§ GIVEN INSTRUCTION
Work out how many lines of the records hold the string "type", and reply with that number alone.

******************************

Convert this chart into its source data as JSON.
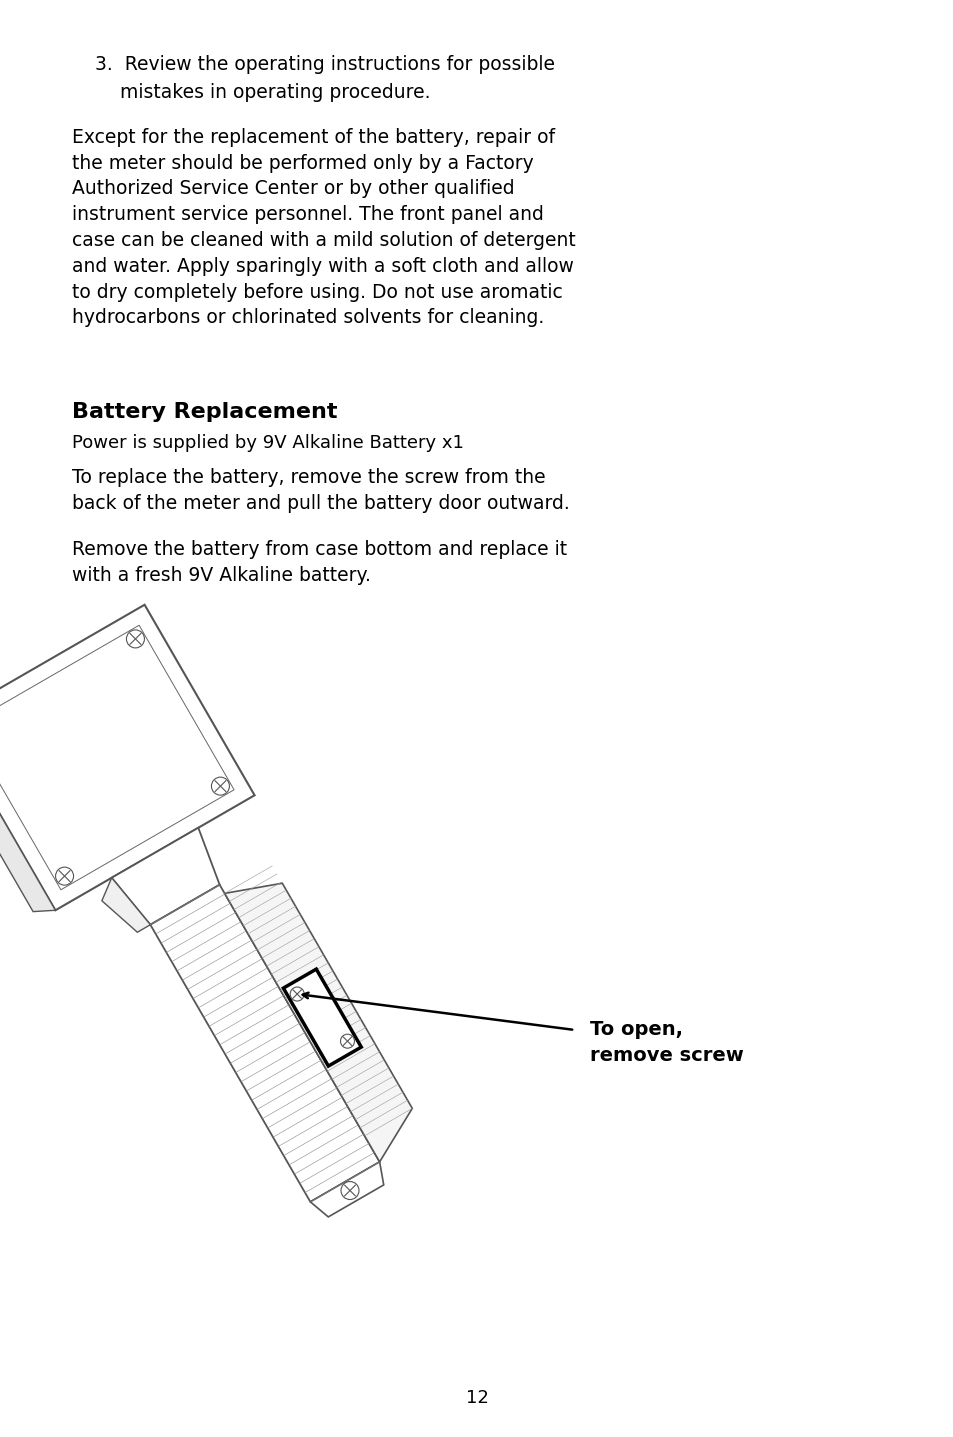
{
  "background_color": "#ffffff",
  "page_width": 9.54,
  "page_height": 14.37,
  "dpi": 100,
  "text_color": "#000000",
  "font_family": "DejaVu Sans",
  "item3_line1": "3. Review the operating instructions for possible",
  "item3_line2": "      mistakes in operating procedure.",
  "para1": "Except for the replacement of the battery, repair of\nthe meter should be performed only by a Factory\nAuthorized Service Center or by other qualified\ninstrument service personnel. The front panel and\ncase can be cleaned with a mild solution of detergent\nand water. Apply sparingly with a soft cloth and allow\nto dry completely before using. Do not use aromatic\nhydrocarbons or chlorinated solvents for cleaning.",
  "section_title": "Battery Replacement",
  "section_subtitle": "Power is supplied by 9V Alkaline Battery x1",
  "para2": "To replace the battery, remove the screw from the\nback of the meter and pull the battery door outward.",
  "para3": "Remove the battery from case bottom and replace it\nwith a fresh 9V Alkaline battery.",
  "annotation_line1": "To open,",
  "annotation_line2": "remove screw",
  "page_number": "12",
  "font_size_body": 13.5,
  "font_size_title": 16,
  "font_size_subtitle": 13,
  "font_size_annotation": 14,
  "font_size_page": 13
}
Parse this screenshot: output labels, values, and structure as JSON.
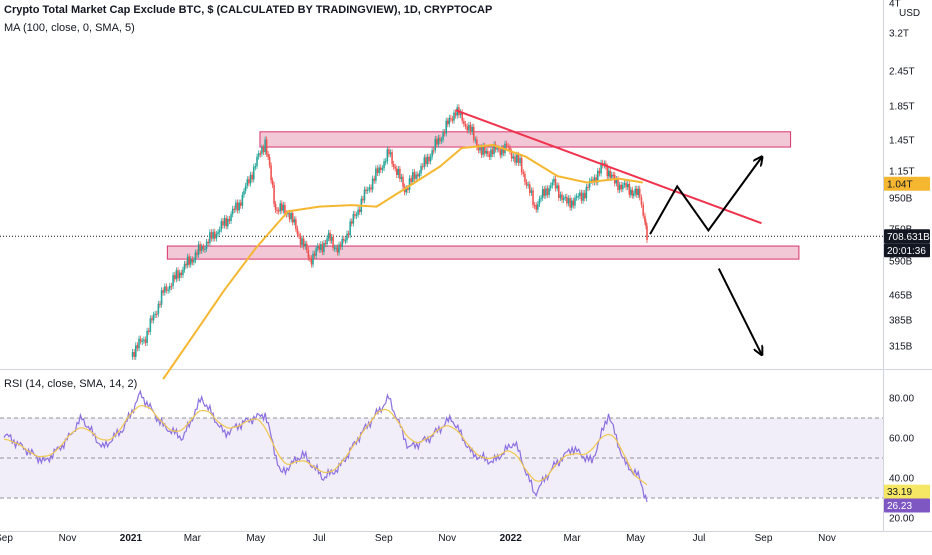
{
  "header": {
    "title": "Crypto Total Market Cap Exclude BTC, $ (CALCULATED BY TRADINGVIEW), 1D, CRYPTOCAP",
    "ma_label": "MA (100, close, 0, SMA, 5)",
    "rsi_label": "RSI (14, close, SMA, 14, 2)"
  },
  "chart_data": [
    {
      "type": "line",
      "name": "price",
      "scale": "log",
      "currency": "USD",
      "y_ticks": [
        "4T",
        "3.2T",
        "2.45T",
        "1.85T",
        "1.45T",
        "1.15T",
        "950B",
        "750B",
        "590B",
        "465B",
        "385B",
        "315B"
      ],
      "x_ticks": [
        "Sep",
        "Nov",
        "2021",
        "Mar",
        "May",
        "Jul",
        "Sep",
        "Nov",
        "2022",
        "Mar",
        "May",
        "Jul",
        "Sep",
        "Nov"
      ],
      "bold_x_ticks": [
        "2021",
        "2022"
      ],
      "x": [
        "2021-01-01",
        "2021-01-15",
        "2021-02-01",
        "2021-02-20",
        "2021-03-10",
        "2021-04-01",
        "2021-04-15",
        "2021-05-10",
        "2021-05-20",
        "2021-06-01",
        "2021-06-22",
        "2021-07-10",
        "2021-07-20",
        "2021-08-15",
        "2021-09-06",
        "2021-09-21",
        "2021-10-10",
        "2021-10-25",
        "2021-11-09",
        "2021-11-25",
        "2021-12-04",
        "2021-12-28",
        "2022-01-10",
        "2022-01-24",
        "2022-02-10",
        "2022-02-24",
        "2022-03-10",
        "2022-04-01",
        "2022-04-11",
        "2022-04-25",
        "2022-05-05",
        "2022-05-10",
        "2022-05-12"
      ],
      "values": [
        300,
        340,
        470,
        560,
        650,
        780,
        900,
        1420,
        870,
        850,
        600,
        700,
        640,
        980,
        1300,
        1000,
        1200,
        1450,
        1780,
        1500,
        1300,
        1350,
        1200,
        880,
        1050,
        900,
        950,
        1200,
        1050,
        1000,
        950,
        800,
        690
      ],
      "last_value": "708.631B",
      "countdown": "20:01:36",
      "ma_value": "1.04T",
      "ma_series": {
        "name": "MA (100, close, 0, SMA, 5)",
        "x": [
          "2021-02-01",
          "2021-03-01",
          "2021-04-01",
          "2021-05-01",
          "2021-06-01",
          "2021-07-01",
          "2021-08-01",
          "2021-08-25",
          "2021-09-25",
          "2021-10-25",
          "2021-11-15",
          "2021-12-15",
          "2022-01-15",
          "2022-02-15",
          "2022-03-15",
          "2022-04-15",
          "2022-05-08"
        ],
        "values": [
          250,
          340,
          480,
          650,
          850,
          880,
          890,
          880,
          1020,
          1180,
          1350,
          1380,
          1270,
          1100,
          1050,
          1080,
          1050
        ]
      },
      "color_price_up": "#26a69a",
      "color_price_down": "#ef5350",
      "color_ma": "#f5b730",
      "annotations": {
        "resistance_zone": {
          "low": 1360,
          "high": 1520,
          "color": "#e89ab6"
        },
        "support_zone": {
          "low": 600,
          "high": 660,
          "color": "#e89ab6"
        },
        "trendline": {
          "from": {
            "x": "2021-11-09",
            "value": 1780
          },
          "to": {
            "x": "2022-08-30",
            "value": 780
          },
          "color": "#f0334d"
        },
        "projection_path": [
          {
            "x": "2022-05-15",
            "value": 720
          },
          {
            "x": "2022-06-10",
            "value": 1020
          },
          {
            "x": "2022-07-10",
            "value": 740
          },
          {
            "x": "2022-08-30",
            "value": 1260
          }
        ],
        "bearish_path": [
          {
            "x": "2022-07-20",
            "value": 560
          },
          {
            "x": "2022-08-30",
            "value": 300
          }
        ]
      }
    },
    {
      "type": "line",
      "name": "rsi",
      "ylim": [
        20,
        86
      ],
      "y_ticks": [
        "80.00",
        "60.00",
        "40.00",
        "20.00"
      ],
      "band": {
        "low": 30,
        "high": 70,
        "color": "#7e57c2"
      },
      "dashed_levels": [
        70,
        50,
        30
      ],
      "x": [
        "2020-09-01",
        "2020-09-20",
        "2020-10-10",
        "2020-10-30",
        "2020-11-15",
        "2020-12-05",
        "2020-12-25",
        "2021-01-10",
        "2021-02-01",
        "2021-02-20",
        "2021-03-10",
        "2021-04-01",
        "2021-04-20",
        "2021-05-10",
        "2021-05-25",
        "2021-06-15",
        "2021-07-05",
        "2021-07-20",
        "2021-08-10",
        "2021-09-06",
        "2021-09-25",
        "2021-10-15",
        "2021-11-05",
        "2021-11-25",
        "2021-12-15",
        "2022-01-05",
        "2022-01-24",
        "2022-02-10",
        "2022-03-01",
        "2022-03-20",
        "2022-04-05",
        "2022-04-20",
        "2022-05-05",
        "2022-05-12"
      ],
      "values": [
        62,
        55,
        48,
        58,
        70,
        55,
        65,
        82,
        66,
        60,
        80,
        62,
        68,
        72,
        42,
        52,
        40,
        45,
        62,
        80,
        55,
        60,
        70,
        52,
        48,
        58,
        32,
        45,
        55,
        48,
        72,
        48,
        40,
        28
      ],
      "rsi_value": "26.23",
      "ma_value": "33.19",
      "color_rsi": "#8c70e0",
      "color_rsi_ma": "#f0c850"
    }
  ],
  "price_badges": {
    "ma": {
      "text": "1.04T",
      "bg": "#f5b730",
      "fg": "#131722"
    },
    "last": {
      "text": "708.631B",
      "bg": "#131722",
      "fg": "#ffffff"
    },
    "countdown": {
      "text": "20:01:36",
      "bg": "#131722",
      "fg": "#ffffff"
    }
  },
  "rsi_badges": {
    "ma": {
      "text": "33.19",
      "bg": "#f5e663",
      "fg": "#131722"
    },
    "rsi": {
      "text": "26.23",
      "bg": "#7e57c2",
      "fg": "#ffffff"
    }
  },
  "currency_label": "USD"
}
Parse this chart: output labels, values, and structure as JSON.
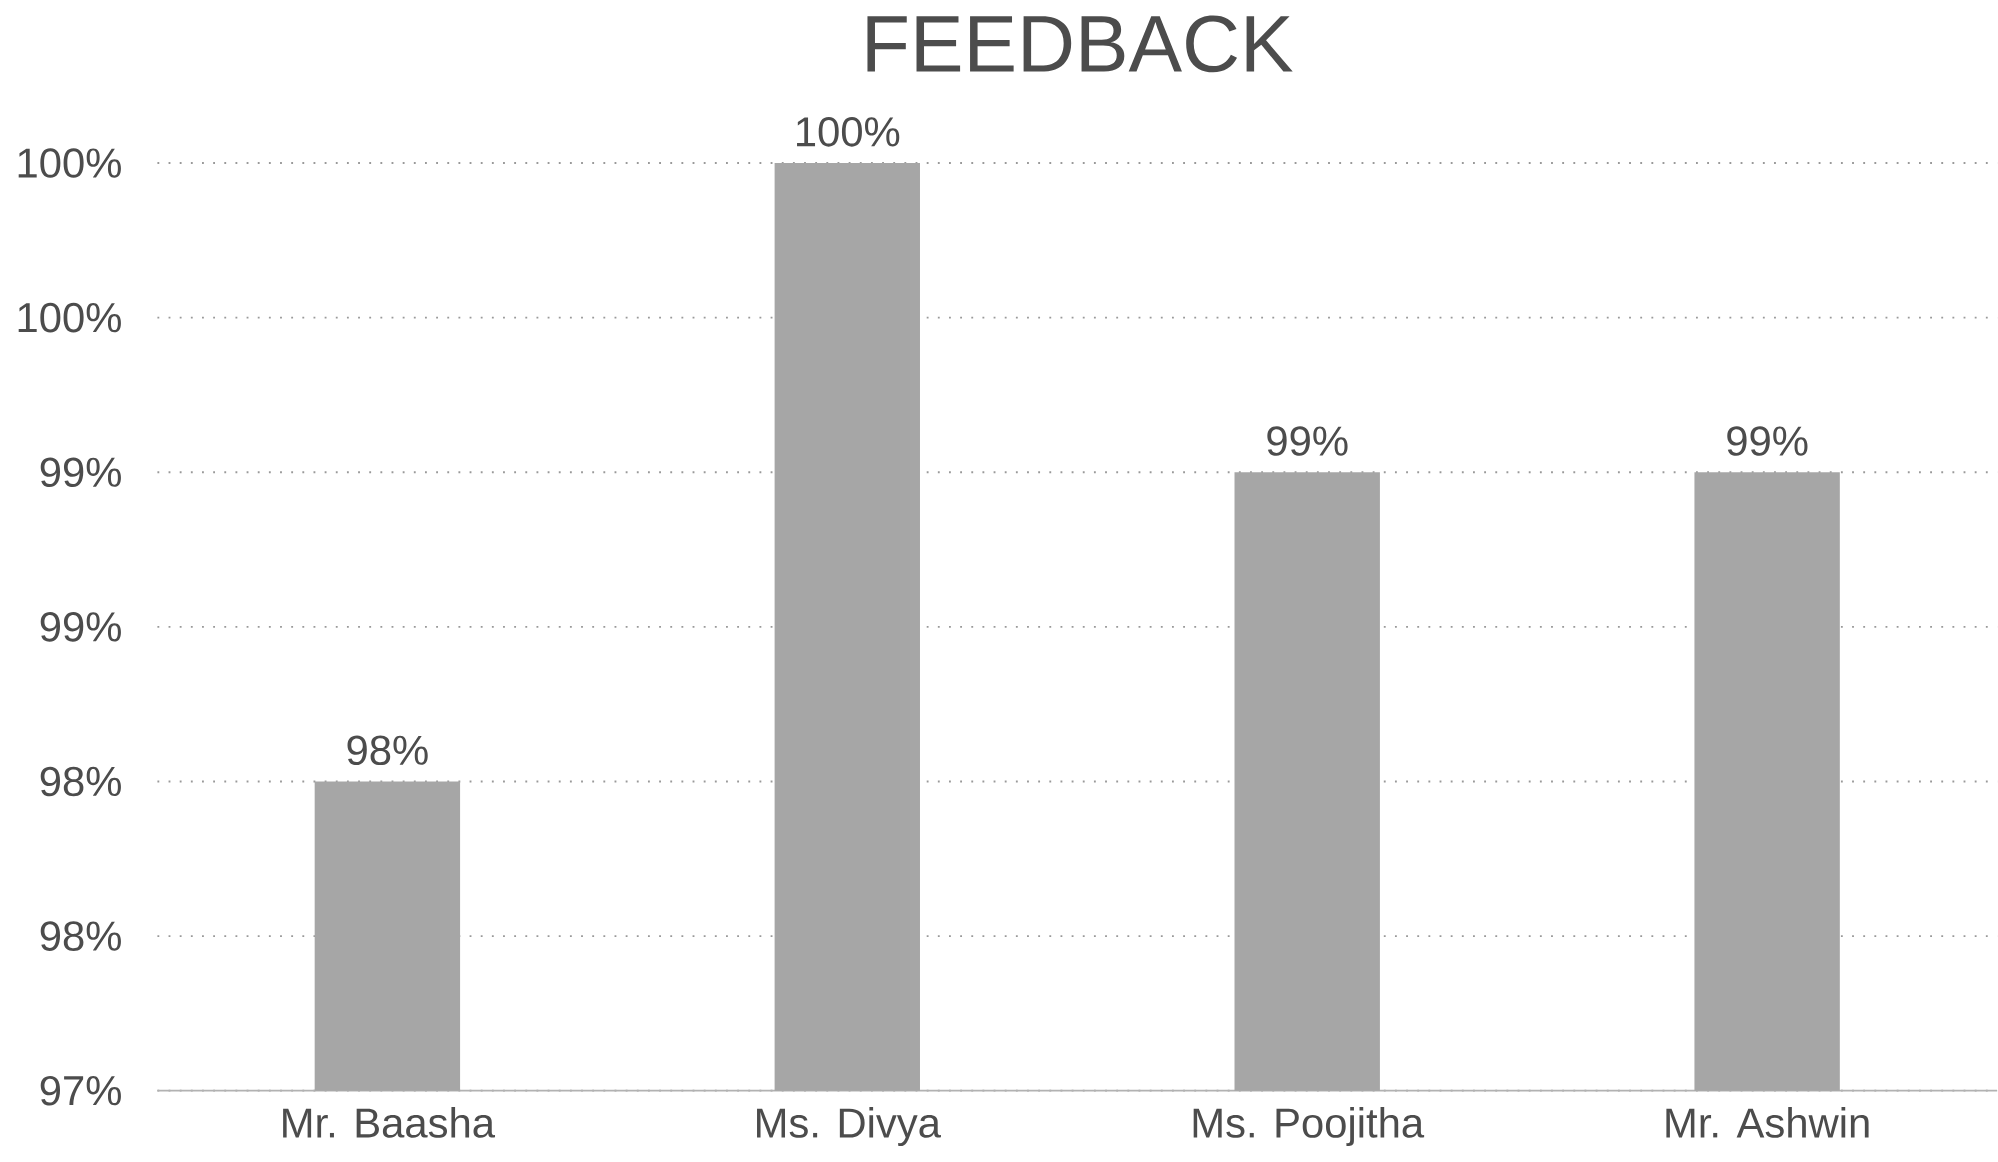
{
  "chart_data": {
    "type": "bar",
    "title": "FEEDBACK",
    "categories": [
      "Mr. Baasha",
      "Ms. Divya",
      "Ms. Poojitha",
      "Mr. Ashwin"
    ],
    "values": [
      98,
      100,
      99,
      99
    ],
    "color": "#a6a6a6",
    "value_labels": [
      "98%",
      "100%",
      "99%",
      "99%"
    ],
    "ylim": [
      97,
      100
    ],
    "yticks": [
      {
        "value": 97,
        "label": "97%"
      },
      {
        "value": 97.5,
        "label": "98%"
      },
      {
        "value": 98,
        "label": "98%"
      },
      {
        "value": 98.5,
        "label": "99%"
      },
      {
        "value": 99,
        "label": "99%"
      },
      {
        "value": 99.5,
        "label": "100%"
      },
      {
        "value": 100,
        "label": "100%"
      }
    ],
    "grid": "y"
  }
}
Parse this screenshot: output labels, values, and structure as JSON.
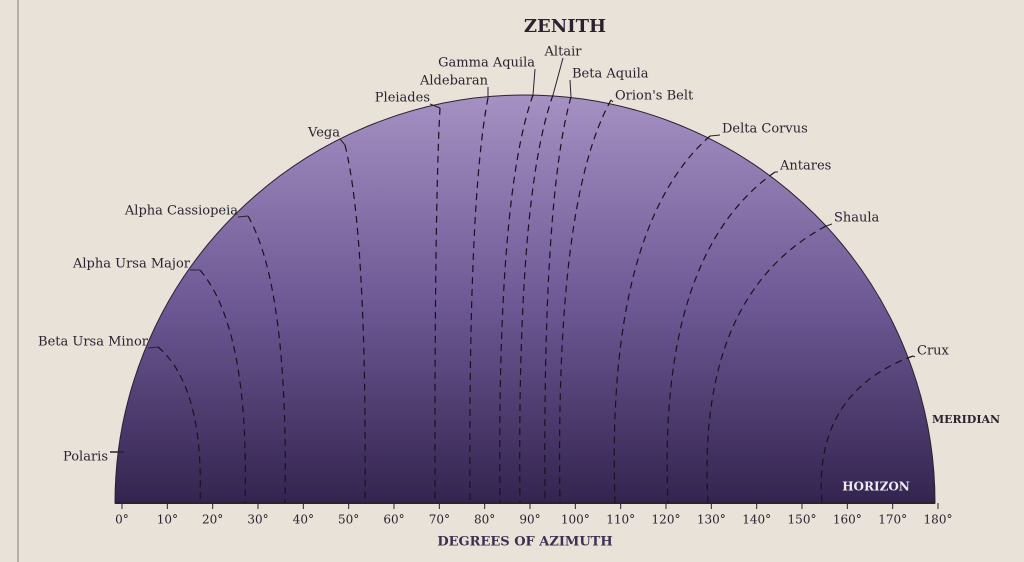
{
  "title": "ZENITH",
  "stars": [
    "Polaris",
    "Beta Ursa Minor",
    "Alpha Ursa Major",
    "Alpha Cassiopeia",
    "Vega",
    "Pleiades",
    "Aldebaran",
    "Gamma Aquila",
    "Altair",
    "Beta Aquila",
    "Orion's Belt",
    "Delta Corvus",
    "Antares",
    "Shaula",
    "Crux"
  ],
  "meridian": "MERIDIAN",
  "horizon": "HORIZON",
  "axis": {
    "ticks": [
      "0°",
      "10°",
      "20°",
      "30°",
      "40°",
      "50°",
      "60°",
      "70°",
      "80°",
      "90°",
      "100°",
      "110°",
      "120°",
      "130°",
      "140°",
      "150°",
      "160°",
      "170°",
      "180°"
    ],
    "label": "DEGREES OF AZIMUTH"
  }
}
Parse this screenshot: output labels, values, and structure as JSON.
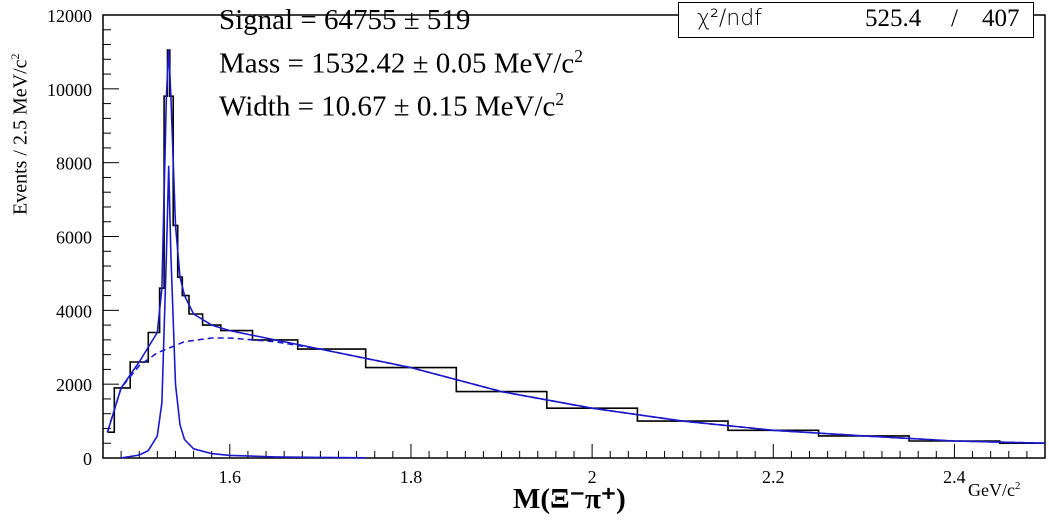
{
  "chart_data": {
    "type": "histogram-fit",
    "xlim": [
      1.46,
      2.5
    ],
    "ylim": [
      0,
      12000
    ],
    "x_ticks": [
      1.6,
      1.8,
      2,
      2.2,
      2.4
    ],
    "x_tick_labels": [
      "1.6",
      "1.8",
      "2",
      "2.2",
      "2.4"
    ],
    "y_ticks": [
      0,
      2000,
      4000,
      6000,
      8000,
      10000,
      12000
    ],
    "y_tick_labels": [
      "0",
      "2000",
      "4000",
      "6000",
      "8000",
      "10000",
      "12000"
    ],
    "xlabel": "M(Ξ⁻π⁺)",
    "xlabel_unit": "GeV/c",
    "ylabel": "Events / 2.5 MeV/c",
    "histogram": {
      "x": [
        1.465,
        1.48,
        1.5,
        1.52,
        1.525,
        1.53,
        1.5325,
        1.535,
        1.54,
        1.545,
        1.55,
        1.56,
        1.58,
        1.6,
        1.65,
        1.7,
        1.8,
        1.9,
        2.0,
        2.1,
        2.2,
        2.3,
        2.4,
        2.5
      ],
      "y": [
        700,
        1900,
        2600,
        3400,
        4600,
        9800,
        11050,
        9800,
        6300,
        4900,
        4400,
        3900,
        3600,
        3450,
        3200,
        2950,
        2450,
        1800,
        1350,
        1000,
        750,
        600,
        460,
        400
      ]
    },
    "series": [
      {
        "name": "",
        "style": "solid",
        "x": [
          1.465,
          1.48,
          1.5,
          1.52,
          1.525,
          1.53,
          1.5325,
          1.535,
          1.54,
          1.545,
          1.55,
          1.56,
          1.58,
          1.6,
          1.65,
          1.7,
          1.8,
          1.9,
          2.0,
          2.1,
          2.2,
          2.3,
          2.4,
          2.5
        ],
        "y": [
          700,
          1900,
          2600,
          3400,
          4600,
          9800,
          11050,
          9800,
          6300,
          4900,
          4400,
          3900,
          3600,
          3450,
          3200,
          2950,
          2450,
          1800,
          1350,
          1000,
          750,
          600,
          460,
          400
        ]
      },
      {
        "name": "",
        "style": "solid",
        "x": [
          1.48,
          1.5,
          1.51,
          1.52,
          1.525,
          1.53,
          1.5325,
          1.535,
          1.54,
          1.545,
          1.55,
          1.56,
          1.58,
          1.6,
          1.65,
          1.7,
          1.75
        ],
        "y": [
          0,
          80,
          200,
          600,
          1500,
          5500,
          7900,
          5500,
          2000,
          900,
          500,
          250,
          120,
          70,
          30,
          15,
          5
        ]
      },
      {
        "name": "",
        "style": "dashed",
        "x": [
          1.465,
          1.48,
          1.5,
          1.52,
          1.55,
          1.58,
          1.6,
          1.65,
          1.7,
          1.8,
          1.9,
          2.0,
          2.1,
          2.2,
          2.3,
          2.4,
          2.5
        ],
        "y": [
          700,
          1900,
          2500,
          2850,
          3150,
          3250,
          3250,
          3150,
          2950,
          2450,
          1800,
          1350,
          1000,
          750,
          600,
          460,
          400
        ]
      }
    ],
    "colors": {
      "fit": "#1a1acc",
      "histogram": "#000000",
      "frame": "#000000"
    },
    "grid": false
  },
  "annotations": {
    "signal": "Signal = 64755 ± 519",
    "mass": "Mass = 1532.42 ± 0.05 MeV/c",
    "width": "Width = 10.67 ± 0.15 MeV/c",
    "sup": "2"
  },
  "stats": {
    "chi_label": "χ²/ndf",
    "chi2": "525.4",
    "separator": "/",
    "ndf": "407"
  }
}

******************************

§ RESULT OF THE EXERCISE
4